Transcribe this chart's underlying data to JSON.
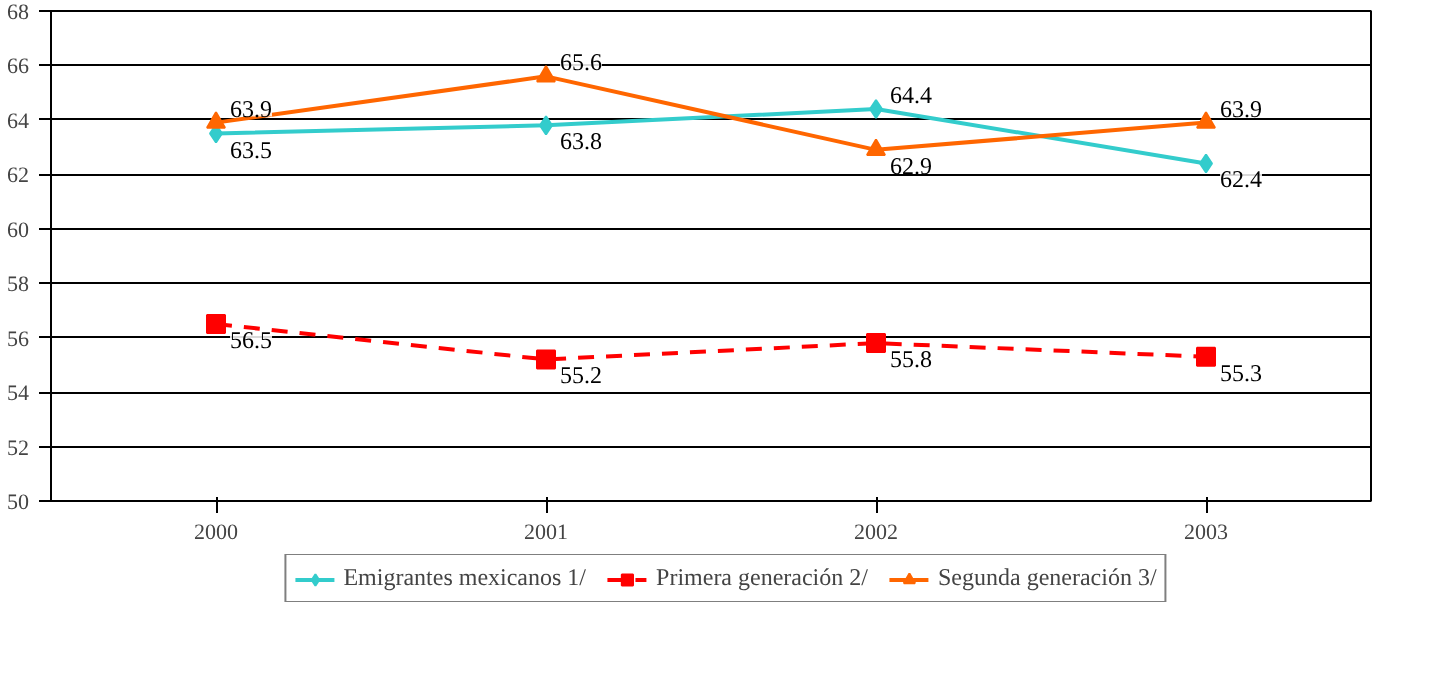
{
  "chart_data": {
    "type": "line",
    "categories": [
      "2000",
      "2001",
      "2002",
      "2003"
    ],
    "ylim": [
      50,
      68
    ],
    "yticks": [
      50,
      52,
      54,
      56,
      58,
      60,
      62,
      64,
      66,
      68
    ],
    "grid": "y",
    "legend": "bottom",
    "data_labels": true,
    "series": [
      {
        "name": "Emigrantes mexicanos 1/",
        "color": "#33cccc",
        "values": [
          63.5,
          63.8,
          64.4,
          62.4
        ],
        "marker": "diamond",
        "line_style": "solid"
      },
      {
        "name": "Primera generación 2/",
        "color": "#ff0000",
        "values": [
          56.5,
          55.2,
          55.8,
          55.3
        ],
        "marker": "square",
        "line_style": "dashed"
      },
      {
        "name": "Segunda generación 3/",
        "color": "#ff6600",
        "values": [
          63.9,
          65.6,
          62.9,
          63.9
        ],
        "marker": "triangle",
        "line_style": "solid"
      }
    ]
  }
}
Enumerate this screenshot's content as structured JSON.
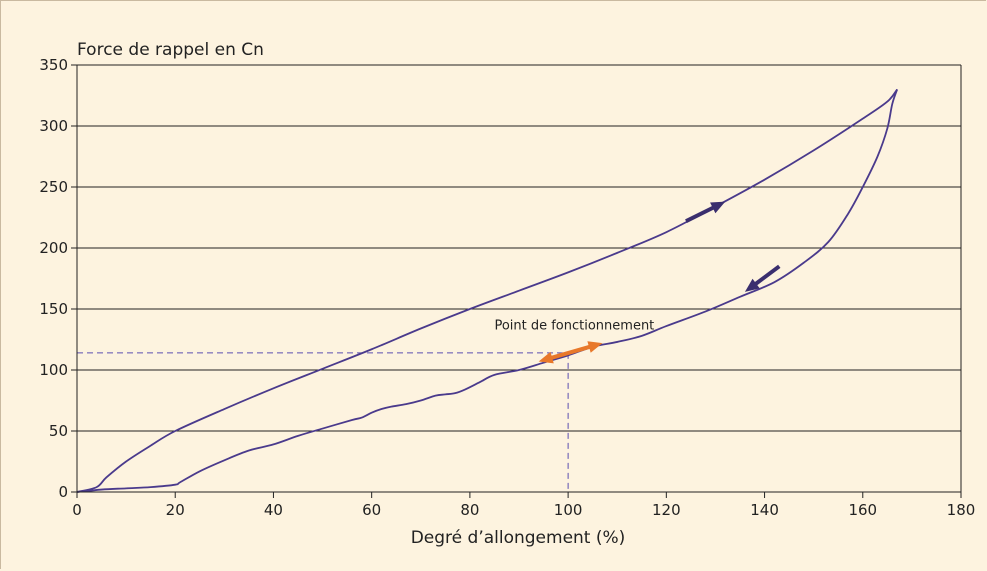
{
  "chart_data": {
    "type": "line",
    "title": "",
    "ylabel": "Force de rappel en Cn",
    "xlabel": "Degré d’allongement (%)",
    "xlim": [
      0,
      180
    ],
    "ylim": [
      0,
      350
    ],
    "x_ticks": [
      0,
      20,
      40,
      60,
      80,
      100,
      120,
      140,
      160,
      180
    ],
    "y_ticks": [
      0,
      50,
      100,
      150,
      200,
      250,
      300,
      350
    ],
    "grid": "horizontal",
    "series": [
      {
        "direction": "loading",
        "color": "#4a3a8c",
        "points": [
          [
            0,
            0
          ],
          [
            4,
            4
          ],
          [
            6,
            12
          ],
          [
            10,
            25
          ],
          [
            15,
            38
          ],
          [
            20,
            50
          ],
          [
            30,
            68
          ],
          [
            40,
            85
          ],
          [
            50,
            101
          ],
          [
            60,
            117
          ],
          [
            70,
            134
          ],
          [
            80,
            150
          ],
          [
            90,
            165
          ],
          [
            100,
            180
          ],
          [
            110,
            196
          ],
          [
            120,
            213
          ],
          [
            130,
            234
          ],
          [
            140,
            256
          ],
          [
            150,
            280
          ],
          [
            160,
            306
          ],
          [
            165,
            320
          ],
          [
            167,
            330
          ]
        ]
      },
      {
        "direction": "unloading",
        "color": "#4a3a8c",
        "points": [
          [
            167,
            330
          ],
          [
            166,
            318
          ],
          [
            165,
            298
          ],
          [
            163,
            275
          ],
          [
            160,
            250
          ],
          [
            157,
            228
          ],
          [
            153,
            205
          ],
          [
            148,
            188
          ],
          [
            142,
            172
          ],
          [
            135,
            160
          ],
          [
            128,
            148
          ],
          [
            120,
            136
          ],
          [
            115,
            128
          ],
          [
            110,
            123
          ],
          [
            105,
            119
          ],
          [
            100,
            112
          ],
          [
            95,
            106
          ],
          [
            90,
            100
          ],
          [
            85,
            96
          ],
          [
            82,
            90
          ],
          [
            79,
            84
          ],
          [
            77,
            81
          ],
          [
            75,
            80
          ],
          [
            73,
            79
          ],
          [
            70,
            75
          ],
          [
            67,
            72
          ],
          [
            64,
            70
          ],
          [
            62,
            68
          ],
          [
            60,
            65
          ],
          [
            58,
            61
          ],
          [
            56,
            59
          ],
          [
            50,
            52
          ],
          [
            45,
            46
          ],
          [
            40,
            39
          ],
          [
            35,
            34
          ],
          [
            30,
            26
          ],
          [
            25,
            17
          ],
          [
            21,
            8
          ],
          [
            20,
            6
          ],
          [
            15,
            4
          ],
          [
            10,
            3
          ],
          [
            5,
            2
          ],
          [
            0,
            0
          ]
        ]
      }
    ],
    "arrows": [
      {
        "color": "#3a2e6e",
        "from": [
          124,
          222
        ],
        "to": [
          132,
          238
        ]
      },
      {
        "color": "#3a2e6e",
        "from": [
          143,
          185
        ],
        "to": [
          136,
          164
        ]
      }
    ],
    "annotations": [
      {
        "label": "Point de fonctionnement",
        "x": 100,
        "y": 114,
        "text_x": 85,
        "text_y": 133,
        "color": "#e8782a",
        "arrow_from": [
          94,
          107
        ],
        "arrow_to": [
          107,
          122
        ],
        "guide_color": "#5b4fb0"
      }
    ]
  }
}
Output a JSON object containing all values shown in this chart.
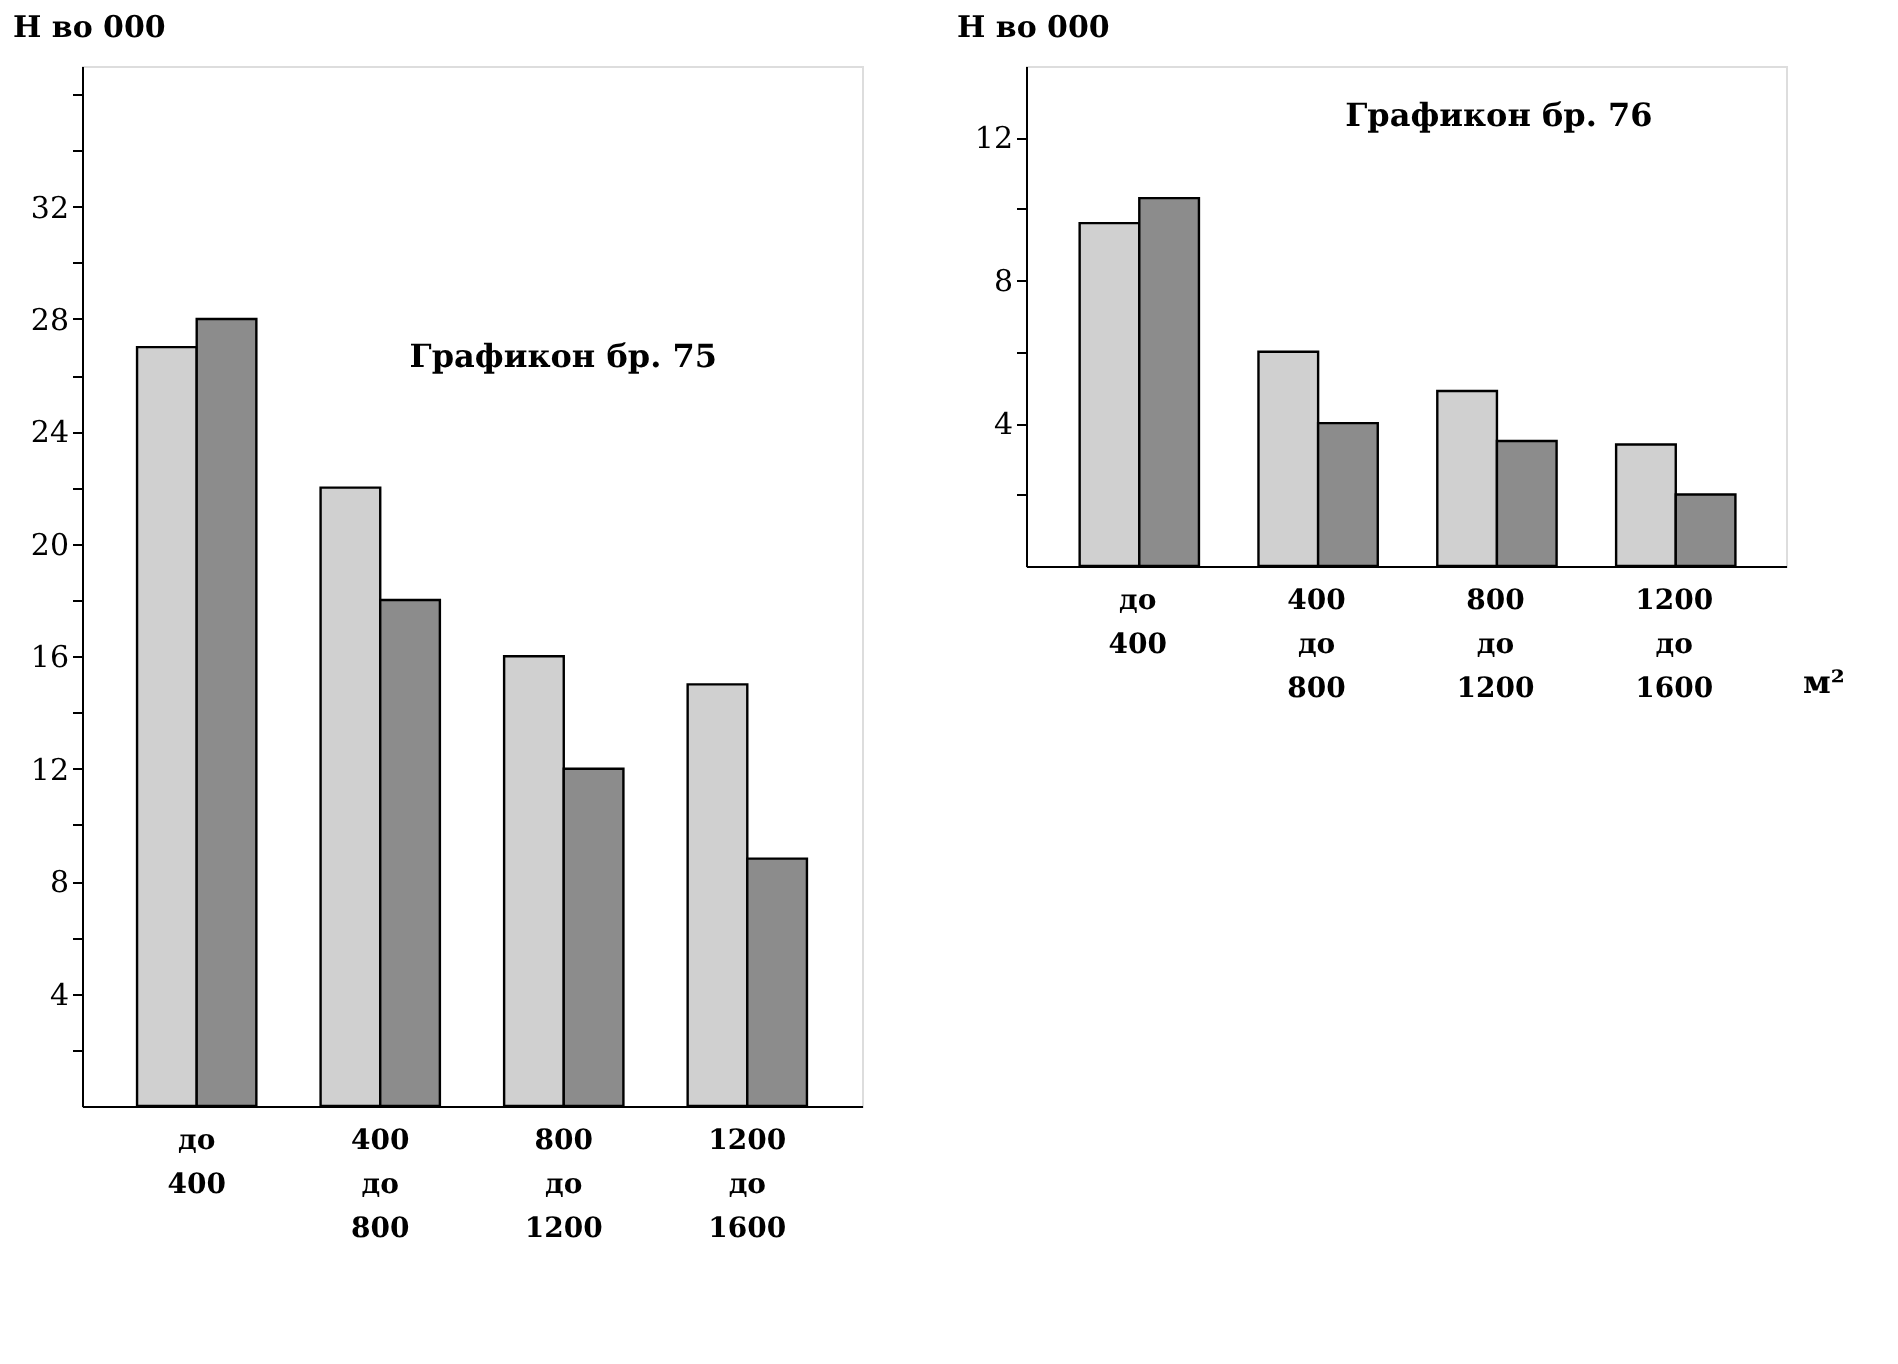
{
  "chart_data": [
    {
      "type": "bar",
      "title": "Графикон бр. 75",
      "ylabel": "Н во 000",
      "categories": [
        "до 400",
        "400 до 800",
        "800 до 1200",
        "1200 до 1600"
      ],
      "series": [
        {
          "color": "#d0d0d0",
          "values": [
            27,
            22,
            16,
            15
          ]
        },
        {
          "color": "#8c8c8c",
          "values": [
            28,
            18,
            12,
            8.8
          ]
        }
      ],
      "ylim": [
        0,
        37
      ],
      "yticks": [
        {
          "value": 2,
          "label": null
        },
        4,
        {
          "value": 6,
          "label": null
        },
        8,
        {
          "value": 10,
          "label": null
        },
        12,
        {
          "value": 14,
          "label": null
        },
        16,
        {
          "value": 18,
          "label": null
        },
        20,
        {
          "value": 22,
          "label": null
        },
        24,
        {
          "value": 26,
          "label": null
        },
        28,
        {
          "value": 30,
          "label": null
        },
        32,
        {
          "value": 34,
          "label": null
        },
        {
          "value": 36,
          "label": null
        }
      ],
      "grid": false,
      "legend": false
    },
    {
      "type": "bar",
      "title": "Графикон бр. 76",
      "ylabel": "Н во 000",
      "xlabel": "м²",
      "categories": [
        "до 400",
        "400 до 800",
        "800 до 1200",
        "1200 до 1600"
      ],
      "series": [
        {
          "color": "#d0d0d0",
          "values": [
            9.6,
            6,
            4.9,
            3.4
          ]
        },
        {
          "color": "#8c8c8c",
          "values": [
            10.3,
            4,
            3.5,
            2
          ]
        }
      ],
      "ylim": [
        0,
        14
      ],
      "yticks": [
        {
          "value": 2,
          "label": null
        },
        4,
        {
          "value": 6,
          "label": null
        },
        8,
        {
          "value": 10,
          "label": null
        },
        12
      ],
      "grid": false,
      "legend": false
    }
  ]
}
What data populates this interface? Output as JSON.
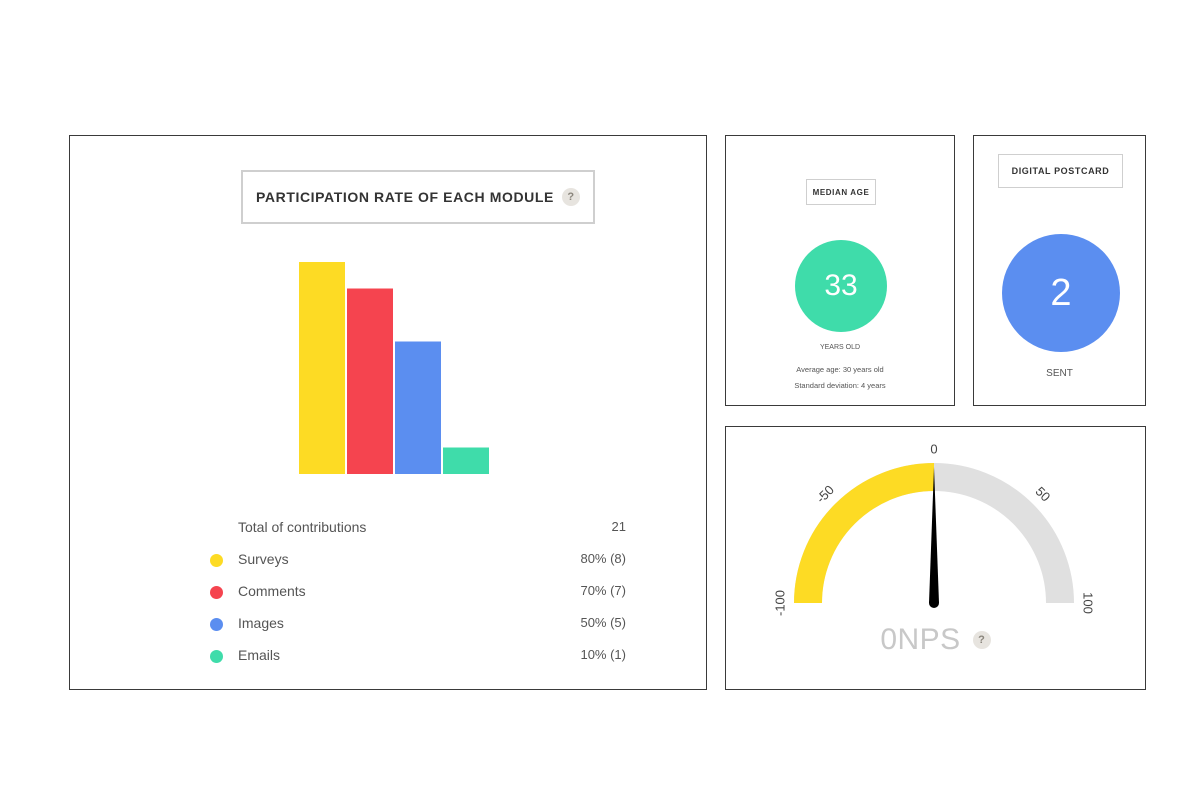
{
  "participation": {
    "title": "PARTICIPATION RATE OF EACH MODULE",
    "help_glyph": "?",
    "total_label": "Total of contributions",
    "total_value": "21",
    "legend": [
      {
        "label": "Surveys",
        "value_text": "80% (8)",
        "color": "#fddb24"
      },
      {
        "label": "Comments",
        "value_text": "70% (7)",
        "color": "#f5444f"
      },
      {
        "label": "Images",
        "value_text": "50% (5)",
        "color": "#5b8ef0"
      },
      {
        "label": "Emails",
        "value_text": "10% (1)",
        "color": "#3fdcaa"
      }
    ]
  },
  "chart_data": {
    "type": "bar",
    "categories": [
      "Surveys",
      "Comments",
      "Images",
      "Emails"
    ],
    "values": [
      80,
      70,
      50,
      10
    ],
    "colors": [
      "#fddb24",
      "#f5444f",
      "#5b8ef0",
      "#3fdcaa"
    ],
    "ylim": [
      0,
      80
    ],
    "grid": false,
    "legend": "bottom"
  },
  "median_age": {
    "title": "MEDIAN AGE",
    "value": "33",
    "unit": "YEARS OLD",
    "average": "Average age: 30 years old",
    "std_dev": "Standard deviation: 4 years",
    "color": "#3fdcaa"
  },
  "postcard": {
    "title": "DIGITAL POSTCARD",
    "value": "2",
    "unit": "SENT",
    "color": "#5b8ef0"
  },
  "nps": {
    "value": 0,
    "min": -100,
    "max": 100,
    "ticks": [
      "-100",
      "-50",
      "0",
      "50",
      "100"
    ],
    "readout": "0NPS",
    "help_glyph": "?",
    "fill_color": "#fddb24",
    "track_color": "#e0e0e0"
  }
}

• [WORK TO COMPLETE] Of the lines in this material, state how many hold the string "legend". Write no other words.

• [FINISHED TASK] 5